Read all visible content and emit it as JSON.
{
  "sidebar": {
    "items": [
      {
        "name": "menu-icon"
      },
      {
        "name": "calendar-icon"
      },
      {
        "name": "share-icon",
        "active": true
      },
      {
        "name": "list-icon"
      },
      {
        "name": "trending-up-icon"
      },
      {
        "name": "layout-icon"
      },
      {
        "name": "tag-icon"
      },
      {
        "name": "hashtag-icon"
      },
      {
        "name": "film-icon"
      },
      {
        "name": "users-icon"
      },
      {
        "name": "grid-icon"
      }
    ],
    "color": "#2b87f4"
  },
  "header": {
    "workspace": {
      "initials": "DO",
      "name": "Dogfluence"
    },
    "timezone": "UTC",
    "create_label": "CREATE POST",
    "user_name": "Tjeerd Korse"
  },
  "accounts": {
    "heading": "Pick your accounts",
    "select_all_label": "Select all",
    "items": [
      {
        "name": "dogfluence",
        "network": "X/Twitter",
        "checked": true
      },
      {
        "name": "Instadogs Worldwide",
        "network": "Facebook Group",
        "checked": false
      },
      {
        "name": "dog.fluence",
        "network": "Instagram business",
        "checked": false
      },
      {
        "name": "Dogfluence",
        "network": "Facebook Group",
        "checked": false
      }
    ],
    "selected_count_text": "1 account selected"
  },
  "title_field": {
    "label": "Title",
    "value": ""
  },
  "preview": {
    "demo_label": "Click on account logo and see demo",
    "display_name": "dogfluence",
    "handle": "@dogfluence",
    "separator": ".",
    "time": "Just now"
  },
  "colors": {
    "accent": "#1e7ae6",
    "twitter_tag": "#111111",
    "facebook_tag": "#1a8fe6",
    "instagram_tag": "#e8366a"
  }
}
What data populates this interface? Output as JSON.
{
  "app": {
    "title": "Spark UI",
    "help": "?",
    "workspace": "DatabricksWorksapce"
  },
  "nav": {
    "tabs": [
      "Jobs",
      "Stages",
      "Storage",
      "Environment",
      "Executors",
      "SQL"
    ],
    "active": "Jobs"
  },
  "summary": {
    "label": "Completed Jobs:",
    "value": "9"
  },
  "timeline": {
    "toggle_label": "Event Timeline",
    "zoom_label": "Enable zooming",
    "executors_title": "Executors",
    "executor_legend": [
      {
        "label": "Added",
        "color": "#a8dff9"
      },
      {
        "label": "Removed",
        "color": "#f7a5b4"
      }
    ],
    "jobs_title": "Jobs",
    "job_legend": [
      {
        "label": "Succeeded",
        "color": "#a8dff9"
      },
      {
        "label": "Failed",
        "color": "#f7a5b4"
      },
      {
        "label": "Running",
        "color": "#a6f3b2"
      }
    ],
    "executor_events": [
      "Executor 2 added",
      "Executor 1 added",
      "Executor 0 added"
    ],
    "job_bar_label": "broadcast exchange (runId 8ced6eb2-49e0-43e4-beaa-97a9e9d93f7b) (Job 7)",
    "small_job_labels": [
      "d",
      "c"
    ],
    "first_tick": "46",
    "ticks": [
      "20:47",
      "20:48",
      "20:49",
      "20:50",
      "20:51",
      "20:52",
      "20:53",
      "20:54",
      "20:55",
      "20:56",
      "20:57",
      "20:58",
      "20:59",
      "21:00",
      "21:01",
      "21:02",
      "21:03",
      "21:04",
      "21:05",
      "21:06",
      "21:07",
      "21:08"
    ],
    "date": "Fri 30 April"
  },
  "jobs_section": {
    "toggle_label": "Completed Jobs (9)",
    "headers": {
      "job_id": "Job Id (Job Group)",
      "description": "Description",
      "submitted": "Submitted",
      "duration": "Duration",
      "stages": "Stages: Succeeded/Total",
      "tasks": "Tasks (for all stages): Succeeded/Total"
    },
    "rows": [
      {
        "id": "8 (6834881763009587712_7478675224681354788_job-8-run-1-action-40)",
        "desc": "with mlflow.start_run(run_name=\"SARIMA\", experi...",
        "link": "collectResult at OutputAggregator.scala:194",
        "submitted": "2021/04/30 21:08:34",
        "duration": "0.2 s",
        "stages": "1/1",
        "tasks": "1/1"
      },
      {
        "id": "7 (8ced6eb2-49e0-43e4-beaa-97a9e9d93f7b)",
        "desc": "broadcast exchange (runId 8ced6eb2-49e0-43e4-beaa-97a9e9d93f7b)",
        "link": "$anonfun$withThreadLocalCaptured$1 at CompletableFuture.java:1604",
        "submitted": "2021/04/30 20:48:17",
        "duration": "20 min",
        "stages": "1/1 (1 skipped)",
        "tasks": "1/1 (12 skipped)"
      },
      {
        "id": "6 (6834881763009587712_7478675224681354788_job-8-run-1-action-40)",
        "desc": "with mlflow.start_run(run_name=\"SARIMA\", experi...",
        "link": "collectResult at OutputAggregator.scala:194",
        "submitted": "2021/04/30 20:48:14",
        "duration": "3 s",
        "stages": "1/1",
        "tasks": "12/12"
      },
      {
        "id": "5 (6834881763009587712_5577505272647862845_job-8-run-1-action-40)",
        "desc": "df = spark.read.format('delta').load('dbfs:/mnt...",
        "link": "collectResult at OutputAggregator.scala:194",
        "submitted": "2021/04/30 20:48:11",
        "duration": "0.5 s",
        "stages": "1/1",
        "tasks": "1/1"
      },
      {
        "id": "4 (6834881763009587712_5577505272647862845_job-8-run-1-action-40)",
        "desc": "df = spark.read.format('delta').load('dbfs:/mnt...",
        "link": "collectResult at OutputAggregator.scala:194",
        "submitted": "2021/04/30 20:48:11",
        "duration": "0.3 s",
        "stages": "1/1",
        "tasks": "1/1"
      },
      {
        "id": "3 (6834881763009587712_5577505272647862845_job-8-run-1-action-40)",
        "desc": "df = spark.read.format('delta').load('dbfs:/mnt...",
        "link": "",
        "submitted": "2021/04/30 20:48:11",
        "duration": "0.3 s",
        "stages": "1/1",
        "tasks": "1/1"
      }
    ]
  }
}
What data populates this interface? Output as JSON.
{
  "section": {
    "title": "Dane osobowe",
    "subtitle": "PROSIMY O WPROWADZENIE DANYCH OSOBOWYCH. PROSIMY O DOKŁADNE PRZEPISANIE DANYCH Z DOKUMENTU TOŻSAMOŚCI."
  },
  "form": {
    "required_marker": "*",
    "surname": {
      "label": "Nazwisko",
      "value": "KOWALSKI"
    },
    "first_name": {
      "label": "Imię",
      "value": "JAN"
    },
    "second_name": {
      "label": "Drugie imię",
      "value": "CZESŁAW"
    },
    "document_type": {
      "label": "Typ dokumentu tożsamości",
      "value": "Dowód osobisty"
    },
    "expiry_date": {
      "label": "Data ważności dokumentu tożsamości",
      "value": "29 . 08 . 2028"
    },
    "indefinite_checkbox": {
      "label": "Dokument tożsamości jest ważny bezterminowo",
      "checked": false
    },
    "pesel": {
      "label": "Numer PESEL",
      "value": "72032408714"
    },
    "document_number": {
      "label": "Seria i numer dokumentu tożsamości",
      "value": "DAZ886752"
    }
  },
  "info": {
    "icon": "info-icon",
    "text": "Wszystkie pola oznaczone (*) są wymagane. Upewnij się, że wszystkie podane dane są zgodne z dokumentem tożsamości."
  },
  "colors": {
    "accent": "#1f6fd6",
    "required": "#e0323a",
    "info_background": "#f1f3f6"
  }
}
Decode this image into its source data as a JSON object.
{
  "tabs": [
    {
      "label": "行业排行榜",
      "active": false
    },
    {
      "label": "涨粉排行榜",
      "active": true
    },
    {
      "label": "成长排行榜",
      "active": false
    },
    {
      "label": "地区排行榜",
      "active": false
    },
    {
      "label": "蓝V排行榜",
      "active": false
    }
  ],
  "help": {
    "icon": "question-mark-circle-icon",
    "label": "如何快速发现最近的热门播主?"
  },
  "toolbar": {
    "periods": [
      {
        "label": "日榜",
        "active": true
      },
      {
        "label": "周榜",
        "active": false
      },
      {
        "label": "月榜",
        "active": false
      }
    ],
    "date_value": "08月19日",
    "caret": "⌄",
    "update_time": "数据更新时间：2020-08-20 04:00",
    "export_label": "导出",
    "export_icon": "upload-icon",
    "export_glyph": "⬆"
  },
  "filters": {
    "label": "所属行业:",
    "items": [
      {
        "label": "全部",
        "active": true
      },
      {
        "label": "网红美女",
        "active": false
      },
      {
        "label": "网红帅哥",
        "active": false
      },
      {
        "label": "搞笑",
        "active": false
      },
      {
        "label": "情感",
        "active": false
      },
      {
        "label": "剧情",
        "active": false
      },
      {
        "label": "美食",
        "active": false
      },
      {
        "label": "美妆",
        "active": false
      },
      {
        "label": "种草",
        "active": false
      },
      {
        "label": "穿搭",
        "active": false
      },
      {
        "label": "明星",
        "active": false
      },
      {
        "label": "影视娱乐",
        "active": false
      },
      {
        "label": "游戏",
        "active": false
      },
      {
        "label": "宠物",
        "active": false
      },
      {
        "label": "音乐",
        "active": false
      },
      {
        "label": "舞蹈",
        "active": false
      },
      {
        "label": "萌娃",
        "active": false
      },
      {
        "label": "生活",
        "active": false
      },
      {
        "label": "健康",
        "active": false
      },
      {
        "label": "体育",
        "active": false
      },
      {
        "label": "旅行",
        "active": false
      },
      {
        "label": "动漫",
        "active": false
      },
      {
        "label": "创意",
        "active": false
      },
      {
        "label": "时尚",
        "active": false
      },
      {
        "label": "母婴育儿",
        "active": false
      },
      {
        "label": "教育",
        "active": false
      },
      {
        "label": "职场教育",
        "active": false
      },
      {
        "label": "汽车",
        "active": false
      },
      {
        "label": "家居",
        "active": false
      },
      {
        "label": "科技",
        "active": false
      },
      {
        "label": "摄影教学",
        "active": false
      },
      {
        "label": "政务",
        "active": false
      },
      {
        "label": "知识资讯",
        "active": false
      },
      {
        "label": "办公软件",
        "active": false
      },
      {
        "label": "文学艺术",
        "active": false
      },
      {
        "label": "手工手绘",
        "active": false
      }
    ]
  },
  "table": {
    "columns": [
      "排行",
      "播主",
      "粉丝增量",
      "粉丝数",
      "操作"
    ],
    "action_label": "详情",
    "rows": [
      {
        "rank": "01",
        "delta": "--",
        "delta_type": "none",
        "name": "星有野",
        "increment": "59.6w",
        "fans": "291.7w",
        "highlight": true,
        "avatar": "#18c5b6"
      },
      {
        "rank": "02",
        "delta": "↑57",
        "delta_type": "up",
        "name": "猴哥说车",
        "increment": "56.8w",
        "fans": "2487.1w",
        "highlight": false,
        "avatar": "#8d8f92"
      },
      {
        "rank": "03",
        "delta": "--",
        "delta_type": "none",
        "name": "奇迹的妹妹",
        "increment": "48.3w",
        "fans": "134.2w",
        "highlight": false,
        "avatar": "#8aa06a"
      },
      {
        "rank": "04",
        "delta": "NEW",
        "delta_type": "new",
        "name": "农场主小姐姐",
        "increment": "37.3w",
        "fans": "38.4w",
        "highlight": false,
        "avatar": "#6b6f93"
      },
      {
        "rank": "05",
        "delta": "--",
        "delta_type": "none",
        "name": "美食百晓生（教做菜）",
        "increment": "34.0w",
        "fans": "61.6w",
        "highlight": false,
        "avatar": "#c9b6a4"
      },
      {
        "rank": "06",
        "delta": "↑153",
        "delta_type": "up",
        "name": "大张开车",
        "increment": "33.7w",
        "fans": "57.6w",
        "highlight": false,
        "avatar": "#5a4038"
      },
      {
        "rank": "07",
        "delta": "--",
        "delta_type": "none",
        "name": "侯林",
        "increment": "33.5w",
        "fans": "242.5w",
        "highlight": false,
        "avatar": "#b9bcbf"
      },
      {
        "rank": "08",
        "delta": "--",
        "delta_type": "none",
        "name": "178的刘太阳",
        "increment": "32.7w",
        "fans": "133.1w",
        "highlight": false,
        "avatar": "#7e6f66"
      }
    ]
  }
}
======
▶ _Written request_
Give the count of lines in the listing above that include "beaa", with no other words.

▶ _Full response_
3